### Aim
Restate each of the lines given below, word for word.
┏━━
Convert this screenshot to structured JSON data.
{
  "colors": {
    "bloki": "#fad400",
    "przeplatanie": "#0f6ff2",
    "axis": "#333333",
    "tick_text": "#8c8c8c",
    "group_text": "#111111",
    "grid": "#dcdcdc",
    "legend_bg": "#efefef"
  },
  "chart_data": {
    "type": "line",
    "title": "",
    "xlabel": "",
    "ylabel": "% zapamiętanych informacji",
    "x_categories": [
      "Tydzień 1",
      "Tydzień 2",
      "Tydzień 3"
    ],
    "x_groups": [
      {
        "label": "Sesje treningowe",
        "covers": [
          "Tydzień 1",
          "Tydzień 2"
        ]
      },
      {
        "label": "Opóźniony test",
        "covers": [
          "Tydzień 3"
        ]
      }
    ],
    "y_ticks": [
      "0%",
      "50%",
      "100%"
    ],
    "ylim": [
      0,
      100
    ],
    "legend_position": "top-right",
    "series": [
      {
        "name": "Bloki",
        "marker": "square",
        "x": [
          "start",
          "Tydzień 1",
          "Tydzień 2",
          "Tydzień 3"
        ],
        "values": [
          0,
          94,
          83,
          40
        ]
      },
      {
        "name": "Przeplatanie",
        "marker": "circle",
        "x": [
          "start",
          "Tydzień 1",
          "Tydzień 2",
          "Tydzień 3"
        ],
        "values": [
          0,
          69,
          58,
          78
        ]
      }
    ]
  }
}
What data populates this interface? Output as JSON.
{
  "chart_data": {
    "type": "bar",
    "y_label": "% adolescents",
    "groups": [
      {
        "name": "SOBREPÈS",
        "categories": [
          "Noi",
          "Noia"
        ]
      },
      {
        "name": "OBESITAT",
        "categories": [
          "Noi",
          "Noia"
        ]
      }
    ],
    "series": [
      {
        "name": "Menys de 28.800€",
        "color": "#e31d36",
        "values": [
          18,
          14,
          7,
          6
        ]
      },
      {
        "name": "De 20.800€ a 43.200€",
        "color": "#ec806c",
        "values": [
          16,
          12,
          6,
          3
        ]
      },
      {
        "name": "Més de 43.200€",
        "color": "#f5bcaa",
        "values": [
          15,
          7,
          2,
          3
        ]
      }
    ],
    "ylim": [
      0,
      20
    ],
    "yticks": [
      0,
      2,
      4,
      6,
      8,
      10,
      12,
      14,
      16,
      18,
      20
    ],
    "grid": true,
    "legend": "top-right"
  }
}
┗━━
### Complete output
Convert this screenshot to structured JSON data.
{
  "colors": {
    "bloki": "#fad400",
    "przeplatanie": "#0f6ff2",
    "axis": "#333333",
    "tick_text": "#8c8c8c",
    "group_text": "#111111",
    "grid": "#dcdcdc",
    "legend_bg": "#efefef"
  },
  "chart_data": {
    "type": "line",
    "title": "",
    "xlabel": "",
    "ylabel": "% zapamiętanych informacji",
    "x_categories": [
      "Tydzień 1",
      "Tydzień 2",
      "Tydzień 3"
    ],
    "x_groups": [
      {
        "label": "Sesje treningowe",
        "covers": [
          "Tydzień 1",
          "Tydzień 2"
        ]
      },
      {
        "label": "Opóźniony test",
        "covers": [
          "Tydzień 3"
        ]
      }
    ],
    "y_ticks": [
      "0%",
      "50%",
      "100%"
    ],
    "ylim": [
      0,
      100
    ],
    "legend_position": "top-right",
    "series": [
      {
        "name": "Bloki",
        "marker": "square",
        "x": [
          "start",
          "Tydzień 1",
          "Tydzień 2",
          "Tydzień 3"
        ],
        "values": [
          0,
          94,
          83,
          40
        ]
      },
      {
        "name": "Przeplatanie",
        "marker": "circle",
        "x": [
          "start",
          "Tydzień 1",
          "Tydzień 2",
          "Tydzień 3"
        ],
        "values": [
          0,
          69,
          58,
          78
        ]
      }
    ]
  }
}
What data populates this interface? Output as JSON.
{
  "chart_data": {
    "type": "bar",
    "y_label": "% adolescents",
    "groups": [
      {
        "name": "SOBREPÈS",
        "categories": [
          "Noi",
          "Noia"
        ]
      },
      {
        "name": "OBESITAT",
        "categories": [
          "Noi",
          "Noia"
        ]
      }
    ],
    "series": [
      {
        "name": "Menys de 28.800€",
        "color": "#e31d36",
        "values": [
          18,
          14,
          7,
          6
        ]
      },
      {
        "name": "De 20.800€ a 43.200€",
        "color": "#ec806c",
        "values": [
          16,
          12,
          6,
          3
        ]
      },
      {
        "name": "Més de 43.200€",
        "color": "#f5bcaa",
        "values": [
          15,
          7,
          2,
          3
        ]
      }
    ],
    "ylim": [
      0,
      20
    ],
    "yticks": [
      0,
      2,
      4,
      6,
      8,
      10,
      12,
      14,
      16,
      18,
      20
    ],
    "grid": true,
    "legend": "top-right"
  }
}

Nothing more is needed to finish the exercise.